***** EXCERPTED PASSAGE
Remote builds consistently failing with gpc error

jsierles · May 6, 2021, 11:29am

Today I can’t get remote builds to work. Every attempt results in this error:

#3 resolve image config for docker.io/docker/dockerfile:experimental
#3 sha256:401713457b113a88eb75a6554117f00c1e53f1a15beec44e932157069ae9a9a3
#3 ERROR: rpc error: code = Canceled desc = grpc: the client connection is closing
------
 > resolve image config for docker.io/docker/dockerfile:experimental:
------
Error error building: failed to solve with frontend dockerfile.v0: failed to solve with frontend gateway.v0: rpc error: code = Canceled desc = grpc: the client connection is closing

I also just tried a local deploy. The build works, but deploy gets stuck on the Pulling container image step of the release task run.

UPDATE: The local deploy finally finished after about 30 minutes.

jerome · May 6, 2021, 2:57pm

This is abnormal.
**********
***** RECORDS SUPPLIED
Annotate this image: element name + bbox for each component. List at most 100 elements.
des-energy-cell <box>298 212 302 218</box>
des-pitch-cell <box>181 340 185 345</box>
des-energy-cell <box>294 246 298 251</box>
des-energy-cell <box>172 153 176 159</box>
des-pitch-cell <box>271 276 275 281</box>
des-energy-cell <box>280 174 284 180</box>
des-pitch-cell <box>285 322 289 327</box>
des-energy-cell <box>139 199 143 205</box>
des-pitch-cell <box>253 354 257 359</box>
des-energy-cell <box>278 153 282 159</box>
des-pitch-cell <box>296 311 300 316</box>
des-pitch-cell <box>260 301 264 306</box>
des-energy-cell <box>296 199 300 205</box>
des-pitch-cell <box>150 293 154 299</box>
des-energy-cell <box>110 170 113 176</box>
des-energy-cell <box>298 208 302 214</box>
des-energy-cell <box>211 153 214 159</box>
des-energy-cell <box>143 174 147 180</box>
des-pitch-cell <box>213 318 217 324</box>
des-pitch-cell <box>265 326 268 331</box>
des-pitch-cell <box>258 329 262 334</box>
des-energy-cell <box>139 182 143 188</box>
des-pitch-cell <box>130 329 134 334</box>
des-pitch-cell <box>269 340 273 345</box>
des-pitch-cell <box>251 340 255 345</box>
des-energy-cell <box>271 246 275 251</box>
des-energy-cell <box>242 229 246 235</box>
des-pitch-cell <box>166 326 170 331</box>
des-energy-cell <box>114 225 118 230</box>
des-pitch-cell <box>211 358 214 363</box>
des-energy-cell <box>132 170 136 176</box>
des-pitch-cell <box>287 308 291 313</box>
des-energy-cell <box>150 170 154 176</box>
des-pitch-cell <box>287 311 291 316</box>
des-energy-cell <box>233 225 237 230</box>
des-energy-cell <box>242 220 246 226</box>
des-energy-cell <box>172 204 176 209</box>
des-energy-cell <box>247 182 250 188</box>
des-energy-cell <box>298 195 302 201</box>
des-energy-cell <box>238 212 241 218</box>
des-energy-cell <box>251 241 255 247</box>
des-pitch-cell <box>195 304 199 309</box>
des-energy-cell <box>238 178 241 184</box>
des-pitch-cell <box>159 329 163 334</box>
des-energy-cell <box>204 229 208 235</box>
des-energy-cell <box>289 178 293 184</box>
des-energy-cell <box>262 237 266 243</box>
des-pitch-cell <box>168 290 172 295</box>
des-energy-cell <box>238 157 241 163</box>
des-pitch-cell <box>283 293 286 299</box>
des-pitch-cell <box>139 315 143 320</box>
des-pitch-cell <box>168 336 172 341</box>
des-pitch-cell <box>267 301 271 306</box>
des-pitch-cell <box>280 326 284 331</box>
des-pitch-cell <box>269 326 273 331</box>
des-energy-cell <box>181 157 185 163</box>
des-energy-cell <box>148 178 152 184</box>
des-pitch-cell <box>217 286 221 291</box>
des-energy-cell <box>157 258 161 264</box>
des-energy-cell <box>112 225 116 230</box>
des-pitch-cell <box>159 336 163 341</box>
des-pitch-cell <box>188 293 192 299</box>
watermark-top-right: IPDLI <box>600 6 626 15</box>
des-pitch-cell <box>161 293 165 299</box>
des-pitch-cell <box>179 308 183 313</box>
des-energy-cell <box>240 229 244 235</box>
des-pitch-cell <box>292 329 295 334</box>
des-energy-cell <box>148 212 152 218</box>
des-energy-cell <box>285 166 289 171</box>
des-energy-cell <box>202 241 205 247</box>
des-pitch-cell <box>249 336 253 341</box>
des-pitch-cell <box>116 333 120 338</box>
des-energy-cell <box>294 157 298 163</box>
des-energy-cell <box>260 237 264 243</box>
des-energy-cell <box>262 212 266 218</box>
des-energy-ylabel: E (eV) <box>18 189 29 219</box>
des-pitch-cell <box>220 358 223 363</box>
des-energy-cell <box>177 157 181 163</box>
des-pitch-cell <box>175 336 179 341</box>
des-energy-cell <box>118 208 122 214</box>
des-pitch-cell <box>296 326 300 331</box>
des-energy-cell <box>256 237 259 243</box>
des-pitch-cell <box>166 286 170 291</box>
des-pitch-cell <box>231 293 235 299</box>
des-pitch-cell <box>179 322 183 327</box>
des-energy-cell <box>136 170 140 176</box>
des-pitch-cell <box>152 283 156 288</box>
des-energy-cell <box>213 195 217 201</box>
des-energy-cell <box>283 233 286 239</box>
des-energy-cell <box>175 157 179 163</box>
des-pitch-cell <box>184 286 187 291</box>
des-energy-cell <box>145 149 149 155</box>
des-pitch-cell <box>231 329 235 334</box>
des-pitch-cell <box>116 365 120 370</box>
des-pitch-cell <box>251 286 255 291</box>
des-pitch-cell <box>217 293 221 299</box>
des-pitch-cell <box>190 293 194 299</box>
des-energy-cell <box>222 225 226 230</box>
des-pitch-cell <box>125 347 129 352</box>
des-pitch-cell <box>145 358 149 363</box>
**********
PROBLEM SET ▸
1: In the remote builds thread, explain in one to three sentences why the build failed, according to the log's final error line.
2: Resume the remote builds thread after its last sentence.

EXERCISE ANSWERS ▸
1: The build failed because the dockerfile.v0 frontend could not solve. That happened because the gateway.v0 frontend also failed to solve, with an rpc error. The request was canceled because the grpc client connection was closing.

2:
We’ve been working on the remote builders extensively these past few days and have made improvements. We’ll be releasing them very soon.

The slow or failing Pulling container step of the release task is probably a bug. I’m assuming you’re using the unreleased [deploy] config? We need to do some additional testing there

Would you mind telling us your app name? Either here or via DM. It should help us figure out what happened.

jsierles · May 6, 2021, 3:17pm

Yup I’m on the edge! My app is still in ‘getting first customer to login’ phase

App name is ensayo.

One other comment: the CLI UX is a bit confusing when it looks like the release command is running, but it’s actually still going through the motions of pulling, etc, before running the actual command. This may be because the line is fixed to the terminal while actions are displayed above. I’d recommend just making this a linear flow, or at last having the steps show up below the fixed line.

jerome · May 6, 2021, 3:51pm

I think this particular instance of slowness was our backing store (S3) for the registry being slow as hell from AMS (where your app is deployed).

We have a few ideas to make this better (multiple S3 regions, for example). Ultimately, we need to get our act together and offer distributed storage on our platform and use it with our registry.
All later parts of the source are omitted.